▶ [Given request]
Where a line contains the string "name", copy that line.
▬▬▬▬▬▬▬▬▬▬
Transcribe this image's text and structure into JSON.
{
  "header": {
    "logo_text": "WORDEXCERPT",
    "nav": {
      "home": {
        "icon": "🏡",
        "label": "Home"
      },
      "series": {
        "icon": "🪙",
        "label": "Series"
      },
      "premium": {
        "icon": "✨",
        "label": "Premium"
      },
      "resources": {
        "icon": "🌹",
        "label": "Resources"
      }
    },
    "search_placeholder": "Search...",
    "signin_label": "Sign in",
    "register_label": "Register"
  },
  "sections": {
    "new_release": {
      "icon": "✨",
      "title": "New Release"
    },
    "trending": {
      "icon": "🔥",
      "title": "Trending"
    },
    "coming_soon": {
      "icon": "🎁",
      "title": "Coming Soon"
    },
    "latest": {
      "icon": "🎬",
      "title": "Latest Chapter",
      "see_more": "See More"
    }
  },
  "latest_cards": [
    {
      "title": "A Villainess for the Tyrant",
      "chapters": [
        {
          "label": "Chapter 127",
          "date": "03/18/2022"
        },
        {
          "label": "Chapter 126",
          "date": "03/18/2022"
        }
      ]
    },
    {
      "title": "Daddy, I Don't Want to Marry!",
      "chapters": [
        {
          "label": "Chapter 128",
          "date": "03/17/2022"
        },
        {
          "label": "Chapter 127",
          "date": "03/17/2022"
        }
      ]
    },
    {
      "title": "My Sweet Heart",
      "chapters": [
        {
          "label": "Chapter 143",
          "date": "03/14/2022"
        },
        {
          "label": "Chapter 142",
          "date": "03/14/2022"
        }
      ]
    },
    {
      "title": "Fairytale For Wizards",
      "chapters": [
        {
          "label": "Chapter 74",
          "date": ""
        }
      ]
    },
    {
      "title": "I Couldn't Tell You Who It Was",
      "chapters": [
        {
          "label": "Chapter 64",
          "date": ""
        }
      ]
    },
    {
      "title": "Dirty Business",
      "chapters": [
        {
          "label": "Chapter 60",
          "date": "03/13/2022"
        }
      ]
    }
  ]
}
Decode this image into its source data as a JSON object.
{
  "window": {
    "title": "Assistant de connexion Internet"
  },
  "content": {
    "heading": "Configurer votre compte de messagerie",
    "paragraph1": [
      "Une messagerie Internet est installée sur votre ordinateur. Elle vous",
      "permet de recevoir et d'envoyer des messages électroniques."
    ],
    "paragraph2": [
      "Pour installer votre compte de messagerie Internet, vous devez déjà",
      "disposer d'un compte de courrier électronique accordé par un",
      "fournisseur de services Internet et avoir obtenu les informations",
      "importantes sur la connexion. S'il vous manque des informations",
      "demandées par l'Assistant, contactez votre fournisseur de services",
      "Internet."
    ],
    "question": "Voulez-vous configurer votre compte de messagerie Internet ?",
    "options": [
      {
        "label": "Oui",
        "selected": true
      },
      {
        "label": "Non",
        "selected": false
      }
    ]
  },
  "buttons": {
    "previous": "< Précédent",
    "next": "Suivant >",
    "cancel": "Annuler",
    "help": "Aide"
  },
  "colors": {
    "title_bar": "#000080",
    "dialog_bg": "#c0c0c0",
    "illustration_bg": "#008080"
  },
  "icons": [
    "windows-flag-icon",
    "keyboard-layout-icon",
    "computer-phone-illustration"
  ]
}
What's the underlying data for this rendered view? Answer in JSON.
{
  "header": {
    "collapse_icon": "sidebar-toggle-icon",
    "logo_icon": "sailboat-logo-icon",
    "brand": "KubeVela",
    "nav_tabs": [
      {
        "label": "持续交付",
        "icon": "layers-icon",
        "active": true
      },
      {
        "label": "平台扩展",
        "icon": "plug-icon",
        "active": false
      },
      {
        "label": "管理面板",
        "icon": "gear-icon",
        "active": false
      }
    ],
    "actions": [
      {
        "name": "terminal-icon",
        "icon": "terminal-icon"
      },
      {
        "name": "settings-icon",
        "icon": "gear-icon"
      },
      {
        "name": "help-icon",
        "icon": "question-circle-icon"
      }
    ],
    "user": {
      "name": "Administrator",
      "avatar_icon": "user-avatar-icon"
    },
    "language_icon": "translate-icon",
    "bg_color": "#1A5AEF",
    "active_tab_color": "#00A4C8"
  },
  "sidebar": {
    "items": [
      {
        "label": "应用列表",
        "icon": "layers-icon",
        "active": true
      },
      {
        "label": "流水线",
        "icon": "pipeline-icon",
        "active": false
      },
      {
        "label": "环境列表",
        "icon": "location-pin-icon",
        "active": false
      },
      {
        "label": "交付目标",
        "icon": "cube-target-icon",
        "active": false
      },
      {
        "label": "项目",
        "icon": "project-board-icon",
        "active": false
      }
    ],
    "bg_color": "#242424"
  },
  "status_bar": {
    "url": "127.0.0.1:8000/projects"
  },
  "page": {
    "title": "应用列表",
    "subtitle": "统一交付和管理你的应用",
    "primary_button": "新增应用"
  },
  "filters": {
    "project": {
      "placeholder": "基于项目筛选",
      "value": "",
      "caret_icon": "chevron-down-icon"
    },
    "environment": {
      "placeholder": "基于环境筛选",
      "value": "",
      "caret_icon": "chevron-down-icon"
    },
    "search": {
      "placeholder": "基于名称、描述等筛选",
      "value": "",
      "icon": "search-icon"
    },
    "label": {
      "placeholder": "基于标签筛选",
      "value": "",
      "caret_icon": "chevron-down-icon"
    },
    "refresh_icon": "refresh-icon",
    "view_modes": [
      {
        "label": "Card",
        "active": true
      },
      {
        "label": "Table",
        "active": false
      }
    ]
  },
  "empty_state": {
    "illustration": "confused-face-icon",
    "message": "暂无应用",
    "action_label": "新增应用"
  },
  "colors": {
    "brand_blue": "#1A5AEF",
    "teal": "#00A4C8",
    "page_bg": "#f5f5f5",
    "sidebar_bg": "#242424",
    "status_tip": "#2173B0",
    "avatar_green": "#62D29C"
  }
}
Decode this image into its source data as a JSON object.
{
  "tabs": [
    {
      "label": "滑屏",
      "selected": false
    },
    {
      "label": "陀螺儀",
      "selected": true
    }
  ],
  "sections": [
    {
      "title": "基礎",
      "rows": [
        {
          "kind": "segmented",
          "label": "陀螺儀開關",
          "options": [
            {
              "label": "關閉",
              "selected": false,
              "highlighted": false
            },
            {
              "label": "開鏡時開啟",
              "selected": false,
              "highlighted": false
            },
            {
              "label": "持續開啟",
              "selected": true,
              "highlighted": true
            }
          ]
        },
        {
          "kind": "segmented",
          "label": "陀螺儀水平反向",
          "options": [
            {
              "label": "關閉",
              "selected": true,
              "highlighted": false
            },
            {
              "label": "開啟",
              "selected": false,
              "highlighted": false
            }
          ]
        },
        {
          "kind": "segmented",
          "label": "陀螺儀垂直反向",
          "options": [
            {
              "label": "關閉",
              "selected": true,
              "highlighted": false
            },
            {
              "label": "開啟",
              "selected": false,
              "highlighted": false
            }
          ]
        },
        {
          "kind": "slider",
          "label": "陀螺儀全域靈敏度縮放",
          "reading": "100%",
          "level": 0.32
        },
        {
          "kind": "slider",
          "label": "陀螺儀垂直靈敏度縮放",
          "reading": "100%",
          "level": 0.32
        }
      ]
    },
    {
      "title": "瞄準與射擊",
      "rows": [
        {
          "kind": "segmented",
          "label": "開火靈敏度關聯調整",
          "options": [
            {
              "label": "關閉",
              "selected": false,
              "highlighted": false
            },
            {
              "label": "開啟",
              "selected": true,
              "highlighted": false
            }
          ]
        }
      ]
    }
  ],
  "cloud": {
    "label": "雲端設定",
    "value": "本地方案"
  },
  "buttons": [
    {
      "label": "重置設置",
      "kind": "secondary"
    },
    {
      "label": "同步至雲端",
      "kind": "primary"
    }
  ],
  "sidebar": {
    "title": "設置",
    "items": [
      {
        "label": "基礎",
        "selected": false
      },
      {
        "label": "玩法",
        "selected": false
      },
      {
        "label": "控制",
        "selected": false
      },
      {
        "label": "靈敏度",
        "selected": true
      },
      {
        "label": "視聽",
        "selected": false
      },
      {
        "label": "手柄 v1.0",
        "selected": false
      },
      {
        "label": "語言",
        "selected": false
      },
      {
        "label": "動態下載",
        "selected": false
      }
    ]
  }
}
▬▬▬▬▬▬▬▬▬▬
▶ [Correct output]
        "name": "terminal-icon",
        "name": "settings-icon",
        "name": "help-icon",
      "name": "Administrator",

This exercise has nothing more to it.